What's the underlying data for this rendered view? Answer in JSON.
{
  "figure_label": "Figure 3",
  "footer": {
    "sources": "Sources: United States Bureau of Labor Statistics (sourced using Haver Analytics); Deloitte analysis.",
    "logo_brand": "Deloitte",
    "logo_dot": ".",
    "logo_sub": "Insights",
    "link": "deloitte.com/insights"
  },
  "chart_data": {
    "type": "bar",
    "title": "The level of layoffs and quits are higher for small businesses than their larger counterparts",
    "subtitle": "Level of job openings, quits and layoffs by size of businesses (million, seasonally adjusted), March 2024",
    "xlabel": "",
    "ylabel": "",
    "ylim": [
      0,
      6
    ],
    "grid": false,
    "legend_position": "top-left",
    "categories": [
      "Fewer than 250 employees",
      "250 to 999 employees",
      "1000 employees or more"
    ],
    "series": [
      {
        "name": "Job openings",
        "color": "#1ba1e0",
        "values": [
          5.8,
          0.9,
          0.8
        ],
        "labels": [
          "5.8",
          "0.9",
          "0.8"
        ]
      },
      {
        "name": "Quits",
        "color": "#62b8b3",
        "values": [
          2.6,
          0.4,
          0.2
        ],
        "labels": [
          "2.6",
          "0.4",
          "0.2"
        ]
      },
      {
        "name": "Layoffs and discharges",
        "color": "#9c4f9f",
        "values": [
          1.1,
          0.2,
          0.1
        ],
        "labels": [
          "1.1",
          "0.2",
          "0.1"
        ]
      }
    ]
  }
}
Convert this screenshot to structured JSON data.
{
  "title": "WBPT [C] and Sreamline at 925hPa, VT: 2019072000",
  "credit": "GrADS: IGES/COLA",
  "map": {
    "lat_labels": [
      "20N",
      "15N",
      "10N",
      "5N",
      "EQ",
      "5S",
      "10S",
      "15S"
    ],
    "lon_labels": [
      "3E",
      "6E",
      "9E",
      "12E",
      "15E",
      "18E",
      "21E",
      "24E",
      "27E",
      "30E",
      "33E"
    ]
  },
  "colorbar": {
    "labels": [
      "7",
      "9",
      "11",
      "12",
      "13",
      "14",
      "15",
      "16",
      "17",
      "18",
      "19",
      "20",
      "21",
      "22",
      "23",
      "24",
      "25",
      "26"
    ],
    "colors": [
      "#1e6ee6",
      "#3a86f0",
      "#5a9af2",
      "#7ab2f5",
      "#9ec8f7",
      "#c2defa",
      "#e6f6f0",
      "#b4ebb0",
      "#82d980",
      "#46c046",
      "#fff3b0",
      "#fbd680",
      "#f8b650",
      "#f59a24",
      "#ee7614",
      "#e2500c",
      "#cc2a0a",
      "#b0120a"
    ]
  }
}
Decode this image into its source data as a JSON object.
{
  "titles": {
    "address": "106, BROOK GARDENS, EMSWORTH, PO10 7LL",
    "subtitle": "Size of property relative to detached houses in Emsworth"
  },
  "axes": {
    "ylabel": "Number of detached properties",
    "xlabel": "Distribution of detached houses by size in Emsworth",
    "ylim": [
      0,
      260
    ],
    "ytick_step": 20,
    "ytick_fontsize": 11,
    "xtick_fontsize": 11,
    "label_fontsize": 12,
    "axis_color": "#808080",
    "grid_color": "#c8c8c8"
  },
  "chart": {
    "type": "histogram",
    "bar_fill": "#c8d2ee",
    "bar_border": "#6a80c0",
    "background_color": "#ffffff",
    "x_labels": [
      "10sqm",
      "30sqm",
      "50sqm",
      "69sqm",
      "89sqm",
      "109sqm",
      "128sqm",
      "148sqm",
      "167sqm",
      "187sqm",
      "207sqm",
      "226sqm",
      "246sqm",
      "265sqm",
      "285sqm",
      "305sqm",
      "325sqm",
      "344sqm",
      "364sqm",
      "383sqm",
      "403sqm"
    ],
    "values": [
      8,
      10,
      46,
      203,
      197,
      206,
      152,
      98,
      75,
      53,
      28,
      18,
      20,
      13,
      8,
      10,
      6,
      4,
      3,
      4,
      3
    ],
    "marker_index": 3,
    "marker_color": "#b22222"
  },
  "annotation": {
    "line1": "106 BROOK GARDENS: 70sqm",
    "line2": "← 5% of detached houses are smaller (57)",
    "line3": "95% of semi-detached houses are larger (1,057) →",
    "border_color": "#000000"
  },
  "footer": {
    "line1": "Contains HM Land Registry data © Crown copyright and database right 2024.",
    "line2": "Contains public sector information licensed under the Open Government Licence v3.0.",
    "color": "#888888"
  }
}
•••••
Repeat each entry word for word.

What's the underlying data for this rendered view? Answer in JSON.
{
  "figure_label": "Figure 3",
  "footer": {
    "sources": "Sources: United States Bureau of Labor Statistics (sourced using Haver Analytics); Deloitte analysis.",
    "logo_brand": "Deloitte",
    "logo_dot": ".",
    "logo_sub": "Insights",
    "link": "deloitte.com/insights"
  },
  "chart_data": {
    "type": "bar",
    "title": "The level of layoffs and quits are higher for small businesses than their larger counterparts",
    "subtitle": "Level of job openings, quits and layoffs by size of businesses (million, seasonally adjusted), March 2024",
    "xlabel": "",
    "ylabel": "",
    "ylim": [
      0,
      6
    ],
    "grid": false,
    "legend_position": "top-left",
    "categories": [
      "Fewer than 250 employees",
      "250 to 999 employees",
      "1000 employees or more"
    ],
    "series": [
      {
        "name": "Job openings",
        "color": "#1ba1e0",
        "values": [
          5.8,
          0.9,
          0.8
        ],
        "labels": [
          "5.8",
          "0.9",
          "0.8"
        ]
      },
      {
        "name": "Quits",
        "color": "#62b8b3",
        "values": [
          2.6,
          0.4,
          0.2
        ],
        "labels": [
          "2.6",
          "0.4",
          "0.2"
        ]
      },
      {
        "name": "Layoffs and discharges",
        "color": "#9c4f9f",
        "values": [
          1.1,
          0.2,
          0.1
        ],
        "labels": [
          "1.1",
          "0.2",
          "0.1"
        ]
      }
    ]
  }
}
Convert this screenshot to structured JSON data.
{
  "title": "WBPT [C] and Sreamline at 925hPa, VT: 2019072000",
  "credit": "GrADS: IGES/COLA",
  "map": {
    "lat_labels": [
      "20N",
      "15N",
      "10N",
      "5N",
      "EQ",
      "5S",
      "10S",
      "15S"
    ],
    "lon_labels": [
      "3E",
      "6E",
      "9E",
      "12E",
      "15E",
      "18E",
      "21E",
      "24E",
      "27E",
      "30E",
      "33E"
    ]
  },
  "colorbar": {
    "labels": [
      "7",
      "9",
      "11",
      "12",
      "13",
      "14",
      "15",
      "16",
      "17",
      "18",
      "19",
      "20",
      "21",
      "22",
      "23",
      "24",
      "25",
      "26"
    ],
    "colors": [
      "#1e6ee6",
      "#3a86f0",
      "#5a9af2",
      "#7ab2f5",
      "#9ec8f7",
      "#c2defa",
      "#e6f6f0",
      "#b4ebb0",
      "#82d980",
      "#46c046",
      "#fff3b0",
      "#fbd680",
      "#f8b650",
      "#f59a24",
      "#ee7614",
      "#e2500c",
      "#cc2a0a",
      "#b0120a"
    ]
  }
}
Decode this image into its source data as a JSON object.
{
  "titles": {
    "address": "106, BROOK GARDENS, EMSWORTH, PO10 7LL",
    "subtitle": "Size of property relative to detached houses in Emsworth"
  },
  "axes": {
    "ylabel": "Number of detached properties",
    "xlabel": "Distribution of detached houses by size in Emsworth",
    "ylim": [
      0,
      260
    ],
    "ytick_step": 20,
    "ytick_fontsize": 11,
    "xtick_fontsize": 11,
    "label_fontsize": 12,
    "axis_color": "#808080",
    "grid_color": "#c8c8c8"
  },
  "chart": {
    "type": "histogram",
    "bar_fill": "#c8d2ee",
    "bar_border": "#6a80c0",
    "background_color": "#ffffff",
    "x_labels": [
      "10sqm",
      "30sqm",
      "50sqm",
      "69sqm",
      "89sqm",
      "109sqm",
      "128sqm",
      "148sqm",
      "167sqm",
      "187sqm",
      "207sqm",
      "226sqm",
      "246sqm",
      "265sqm",
      "285sqm",
      "305sqm",
      "325sqm",
      "344sqm",
      "364sqm",
      "383sqm",
      "403sqm"
    ],
    "values": [
      8,
      10,
      46,
      203,
      197,
      206,
      152,
      98,
      75,
      53,
      28,
      18,
      20,
      13,
      8,
      10,
      6,
      4,
      3,
      4,
      3
    ],
    "marker_index": 3,
    "marker_color": "#b22222"
  },
  "annotation": {
    "line1": "106 BROOK GARDENS: 70sqm",
    "line2": "← 5% of detached houses are smaller (57)",
    "line3": "95% of semi-detached houses are larger (1,057) →",
    "border_color": "#000000"
  },
  "footer": {
    "line1": "Contains HM Land Registry data © Crown copyright and database right 2024.",
    "line2": "Contains public sector information licensed under the Open Government Licence v3.0.",
    "color": "#888888"
  }
}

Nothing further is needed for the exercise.